======== EXCERPTED RECORDS

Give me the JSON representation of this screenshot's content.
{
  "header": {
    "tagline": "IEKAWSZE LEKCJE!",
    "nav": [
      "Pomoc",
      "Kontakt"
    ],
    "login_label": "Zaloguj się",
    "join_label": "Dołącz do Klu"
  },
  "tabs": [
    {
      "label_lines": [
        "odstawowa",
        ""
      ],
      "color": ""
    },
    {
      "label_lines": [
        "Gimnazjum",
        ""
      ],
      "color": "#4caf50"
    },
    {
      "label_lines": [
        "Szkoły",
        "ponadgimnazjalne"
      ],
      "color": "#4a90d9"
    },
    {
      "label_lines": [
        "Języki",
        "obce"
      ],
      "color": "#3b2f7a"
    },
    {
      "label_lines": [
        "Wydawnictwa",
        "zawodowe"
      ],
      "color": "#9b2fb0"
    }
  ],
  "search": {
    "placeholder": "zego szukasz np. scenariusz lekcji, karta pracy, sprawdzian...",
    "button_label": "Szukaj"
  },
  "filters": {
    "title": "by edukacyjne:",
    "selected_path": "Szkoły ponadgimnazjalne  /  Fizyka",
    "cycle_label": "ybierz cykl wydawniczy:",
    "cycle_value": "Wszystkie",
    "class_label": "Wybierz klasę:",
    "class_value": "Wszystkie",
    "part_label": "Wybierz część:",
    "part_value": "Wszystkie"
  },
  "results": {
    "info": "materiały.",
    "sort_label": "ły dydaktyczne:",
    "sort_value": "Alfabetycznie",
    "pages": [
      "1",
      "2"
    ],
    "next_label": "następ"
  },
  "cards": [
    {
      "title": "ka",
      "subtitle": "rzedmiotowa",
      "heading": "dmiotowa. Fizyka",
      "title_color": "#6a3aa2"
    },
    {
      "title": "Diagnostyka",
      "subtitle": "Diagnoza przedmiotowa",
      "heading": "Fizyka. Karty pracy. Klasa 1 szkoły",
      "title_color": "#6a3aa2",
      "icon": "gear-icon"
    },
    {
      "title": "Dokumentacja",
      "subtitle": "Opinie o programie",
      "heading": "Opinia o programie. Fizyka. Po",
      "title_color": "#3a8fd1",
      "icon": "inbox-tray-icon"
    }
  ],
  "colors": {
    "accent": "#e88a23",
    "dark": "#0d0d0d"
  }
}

================

● **EXERCISE**:
Copy each line of the records containing the string "heading".

● **RESULT OF THE TASK**:
      "heading": "dmiotowa. Fizyka",
      "heading": "Fizyka. Karty pracy. Klasa 1 szkoły",
      "heading": "Opinia o programie. Fizyka. Po",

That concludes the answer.